Requirements
Convert all of the data below into a JSON list of strings, with one string per line and blank lines omitted. Leave the pictures out of the answer.

»»

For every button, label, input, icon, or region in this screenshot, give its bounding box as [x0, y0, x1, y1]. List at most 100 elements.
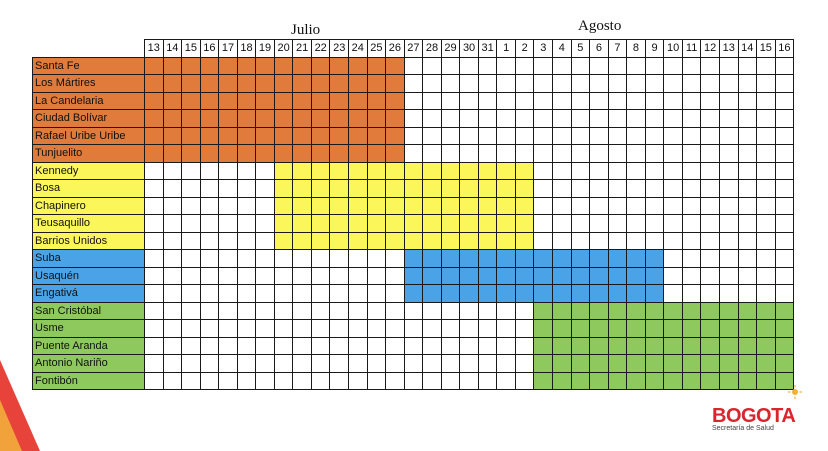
day-cell — [162, 56, 183, 75]
day-cell — [255, 336, 275, 355]
day-cell — [348, 91, 368, 110]
day-cell — [477, 161, 498, 180]
day-cell — [236, 91, 257, 110]
day-cell — [348, 284, 368, 303]
day-cell — [385, 144, 405, 163]
day-cell — [310, 56, 331, 75]
day-cell — [774, 301, 795, 320]
day-cell — [218, 196, 238, 215]
day-cell — [403, 126, 424, 145]
day-cell — [589, 336, 609, 355]
day-cell — [292, 161, 312, 180]
day-cell — [385, 126, 405, 145]
day-cell — [533, 266, 554, 285]
day-cell — [663, 284, 683, 303]
day-cell — [422, 56, 442, 75]
day-cell — [162, 231, 183, 250]
day-cell — [477, 266, 498, 285]
day-cell — [403, 336, 424, 355]
day-cell — [255, 56, 275, 75]
day-cell — [273, 74, 294, 93]
day-cell — [366, 319, 387, 338]
day-cell — [181, 319, 201, 338]
day-cell — [626, 144, 646, 163]
day-cell — [144, 109, 164, 128]
day-cell — [774, 74, 795, 93]
day-cell — [477, 249, 498, 268]
day-cell — [144, 214, 164, 233]
day-cell — [218, 231, 238, 250]
day-cell — [292, 354, 312, 373]
day-cell — [681, 161, 702, 180]
day-header: 8 — [626, 39, 646, 58]
day-cell — [774, 354, 795, 373]
locality-row: Usme — [32, 319, 795, 338]
day-cell — [589, 301, 609, 320]
day-cell — [292, 231, 312, 250]
locality-row: La Candelaria — [32, 91, 795, 110]
day-cell — [607, 91, 628, 110]
day-cell — [162, 91, 183, 110]
day-cell — [756, 126, 776, 145]
day-cell — [589, 231, 609, 250]
day-cell — [440, 266, 461, 285]
schedule-table: 13 14 15 16 17 18 19 20 21 22 23 24 25 26 27 28 29 30 31 1 2… — [32, 39, 795, 390]
day-cell — [607, 354, 628, 373]
day-cell — [422, 354, 442, 373]
day-header: 17 — [218, 39, 238, 58]
locality-row: Fontibón — [32, 371, 795, 390]
day-cell — [218, 109, 238, 128]
day-header-row: 13 14 15 16 17 18 19 20 21 22 23 24 25 26 27 28 29 30 31 1 2… — [32, 39, 795, 58]
day-cell — [681, 231, 702, 250]
day-cell — [181, 354, 201, 373]
day-cell — [700, 354, 720, 373]
day-cell — [644, 214, 665, 233]
day-cell — [144, 301, 164, 320]
day-cell — [348, 179, 368, 198]
day-cell — [459, 214, 479, 233]
locality-row: Engativá — [32, 284, 795, 303]
day-cell — [718, 56, 739, 75]
day-cell — [403, 144, 424, 163]
locality-name: Rafael Uribe Uribe — [32, 126, 145, 145]
day-cell — [700, 161, 720, 180]
day-cell — [199, 161, 220, 180]
corner-decoration — [0, 360, 40, 451]
day-cell — [273, 371, 294, 390]
day-cell — [273, 336, 294, 355]
day-cell — [774, 249, 795, 268]
day-cell — [644, 336, 665, 355]
day-cell — [700, 144, 720, 163]
day-cell — [440, 126, 461, 145]
day-cell — [403, 284, 424, 303]
day-cell — [329, 144, 350, 163]
day-cell — [644, 354, 665, 373]
day-cell — [626, 354, 646, 373]
day-cell — [348, 161, 368, 180]
day-cell — [366, 249, 387, 268]
day-cell — [700, 74, 720, 93]
day-cell — [199, 249, 220, 268]
day-cell — [348, 231, 368, 250]
day-cell — [570, 126, 591, 145]
day-cell — [626, 249, 646, 268]
day-cell — [644, 231, 665, 250]
day-cell — [663, 336, 683, 355]
day-cell — [533, 161, 554, 180]
day-cell — [589, 109, 609, 128]
day-cell — [459, 74, 479, 93]
day-cell — [756, 301, 776, 320]
day-cell — [589, 144, 609, 163]
day-cell — [700, 336, 720, 355]
day-cell — [756, 249, 776, 268]
day-cell — [737, 284, 758, 303]
day-cell — [366, 109, 387, 128]
day-cell — [737, 214, 758, 233]
day-cell — [459, 179, 479, 198]
day-cell — [514, 126, 535, 145]
day-cell — [440, 336, 461, 355]
day-cell — [700, 109, 720, 128]
day-cell — [496, 196, 516, 215]
logo-subtitle: Secretaría de Salud — [712, 425, 774, 432]
day-cell — [218, 319, 238, 338]
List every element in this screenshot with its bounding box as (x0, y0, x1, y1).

««

Final result
[
  "For every button, label, input, icon, or region in this screenshot, give its bounding box as [x0, y0, x1, y1]. List at most 100 elements.",
  "day-cell — [162, 56, 183, 75]",
  "day-cell — [255, 336, 275, 355]",
  "day-cell — [348, 91, 368, 110]",
  "day-cell — [477, 161, 498, 180]",
  "day-cell — [236, 91, 257, 110]",
  "day-cell — [348, 284, 368, 303]",
  "day-cell — [385, 144, 405, 163]",
  "day-cell — [310, 56, 331, 75]",
  "day-cell — [774, 301, 795, 320]",
  "day-cell — [218, 196, 238, 215]",
  "day-cell — [403, 126, 424, 145]",
  "day-cell — [589, 336, 609, 355]",
  "day-cell — [292, 161, 312, 180]",
  "day-cell — [385, 126, 405, 145]",
  "day-cell — [533, 266, 554, 285]",
  "day-cell — [663, 284, 683, 303]",
  "day-cell — [422, 56, 442, 75]",
  "day-cell — [162, 231, 183, 250]",
  "day-cell — [477, 266, 498, 285]",
  "day-cell — [403, 336, 424, 355]",
  "day-cell — [255, 56, 275, 75]",
  "day-cell — [273, 74, 294, 93]",
  "day-cell — [366, 319, 387, 338]",
  "day-cell — [181, 319, 201, 338]",
  "day-cell — [626, 144, 646, 163]",
  "day-cell — [144, 109, 164, 128]",
  "day-cell — [774, 74, 795, 93]",
  "day-cell — [477, 249, 498, 268]",
  "day-cell — [144, 214, 164, 233]",
  "day-cell — [218, 231, 238, 250]",
  "day-cell — [292, 354, 312, 373]",
  "day-cell — [681, 161, 702, 180]",
  "day-header: 8 — [626, 39, 646, 58]",
  "day-cell — [774, 354, 795, 373]",
  "locality-row: Usme — [32, 319, 795, 338]",
  "day-cell — [589, 301, 609, 320]",
  "day-cell — [292, 231, 312, 250]",
  "locality-row: La Candelaria — [32, 91, 795, 110]",
  "day-cell — [607, 91, 628, 110]",
  "day-cell — [162, 91, 183, 110]",
  "day-cell — [756, 126, 776, 145]",
  "day-cell — [589, 231, 609, 250]",
  "day-cell — [440, 266, 461, 285]",
  "schedule-table: 13 14 15 16 17 18 19 20 21 22 23 24 25 26 27 28 29 30 31 1 2… — [32, 39, 795, 390]",
  "day-cell — [607, 354, 628, 373]",
  "day-cell — [422, 354, 442, 373]",
  "day-header: 17 — [218, 39, 238, 58]",
  "locality-row: Fontibón — [32, 371, 795, 390]",
  "day-cell — [218, 109, 238, 128]",
  "day-header-row: 13 14 15 16 17 18 19 20 21 22 23 24 25 26 27 28 29 30 31 1 2… — [32, 39, 795, 58]",
  "day-cell — [681, 231, 702, 250]",
  "day-cell — [181, 354, 201, 373]",
  "day-cell — [700, 354, 720, 373]",
  "day-cell — [644, 214, 665, 233]",
  "day-cell — [144, 301, 164, 320]",
  "day-cell — [348, 179, 368, 198]",
  "day-cell — [459, 214, 479, 233]",
  "locality-row: Engativá — [32, 284, 795, 303]",
  "day-cell — [718, 56, 739, 75]",
  "day-cell — [403, 144, 424, 163]",
  "locality-name: Rafael Uribe Uribe — [32, 126, 145, 145]",
  "day-cell — [700, 161, 720, 180]",
  "day-cell — [199, 161, 220, 180]",
  "corner-decoration — [0, 360, 40, 451]",
  "day-cell — [273, 371, 294, 390]",
  "day-cell — [273, 336, 294, 355]",
  "day-cell — [774, 249, 795, 268]",
  "day-cell — [644, 336, 665, 355]",
  "day-cell — [700, 144, 720, 163]",
  "day-cell — [440, 126, 461, 145]",
  "day-cell — [403, 284, 424, 303]",
  "day-cell — [329, 144, 350, 163]",
  "day-cell — [644, 354, 665, 373]",
  "day-cell — [626, 354, 646, 373]",
  "day-cell — [348, 161, 368, 180]",
  "day-cell — [366, 249, 387, 268]",
  "day-cell — [700, 74, 720, 93]",
  "day-cell — [199, 249, 220, 268]",
  "day-cell — [348, 231, 368, 250]",
  "day-cell — [570, 126, 591, 145]",
  "day-cell — [626, 249, 646, 268]",
  "day-cell — [644, 231, 665, 250]",
  "day-cell — [663, 336, 683, 355]",
  "day-cell — [533, 161, 554, 180]",
  "day-cell — [589, 109, 609, 128]",
  "day-cell — [459, 74, 479, 93]",
  "day-cell — [756, 301, 776, 320]",
  "day-cell — [589, 144, 609, 163]",
  "day-cell — [700, 336, 720, 355]",
  "day-cell — [756, 249, 776, 268]",
  "day-cell — [737, 284, 758, 303]",
  "day-cell — [366, 109, 387, 128]",
  "day-cell — [737, 214, 758, 233]",
  "day-cell — [459, 179, 479, 198]",
  "day-cell — [514, 126, 535, 145]",
  "day-cell — [440, 336, 461, 355]",
  "day-cell — [700, 109, 720, 128]",
  "day-cell — [496, 196, 516, 215]",
  "logo-subtitle: Secretaría de Salud — [712, 425, 774, 432]",
  "day-cell — [218, 319, 238, 338]",
  "List every element in this screenshot with its bounding box as (x0, y0, x1, y1)."
]